>> START GIVEN RECORDS

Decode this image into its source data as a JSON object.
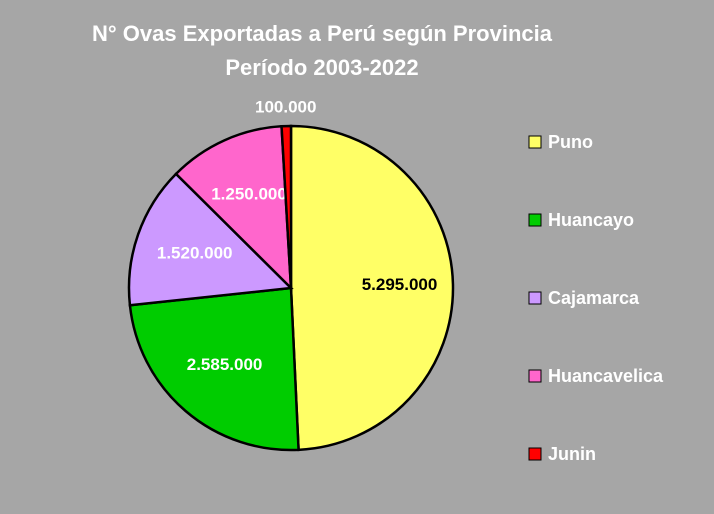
{
  "chart_data": {
    "type": "pie",
    "title": "N° Ovas Exportadas a Perú según Provincia",
    "subtitle": "Período 2003-2022",
    "categories": [
      "Puno",
      "Huancayo",
      "Cajamarca",
      "Huancavelica",
      "Junin"
    ],
    "values": [
      5295000,
      2585000,
      1520000,
      1250000,
      100000
    ],
    "value_labels": [
      "5.295.000",
      "2.585.000",
      "1.520.000",
      "1.250.000",
      "100.000"
    ],
    "colors": [
      "#ffff66",
      "#00cc00",
      "#cc99ff",
      "#ff66cc",
      "#ff0000"
    ],
    "legend": "right"
  }
}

>> END GIVEN RECORDS

GIVEN REQUEST: Reproduce every entry word for word, but skip any pictures.

COMPLETE RESPONSE:
Decode this image into its source data as a JSON object.
{
  "chart_data": {
    "type": "pie",
    "title": "N° Ovas Exportadas a Perú según Provincia",
    "subtitle": "Período 2003-2022",
    "categories": [
      "Puno",
      "Huancayo",
      "Cajamarca",
      "Huancavelica",
      "Junin"
    ],
    "values": [
      5295000,
      2585000,
      1520000,
      1250000,
      100000
    ],
    "value_labels": [
      "5.295.000",
      "2.585.000",
      "1.520.000",
      "1.250.000",
      "100.000"
    ],
    "colors": [
      "#ffff66",
      "#00cc00",
      "#cc99ff",
      "#ff66cc",
      "#ff0000"
    ],
    "legend": "right"
  }
}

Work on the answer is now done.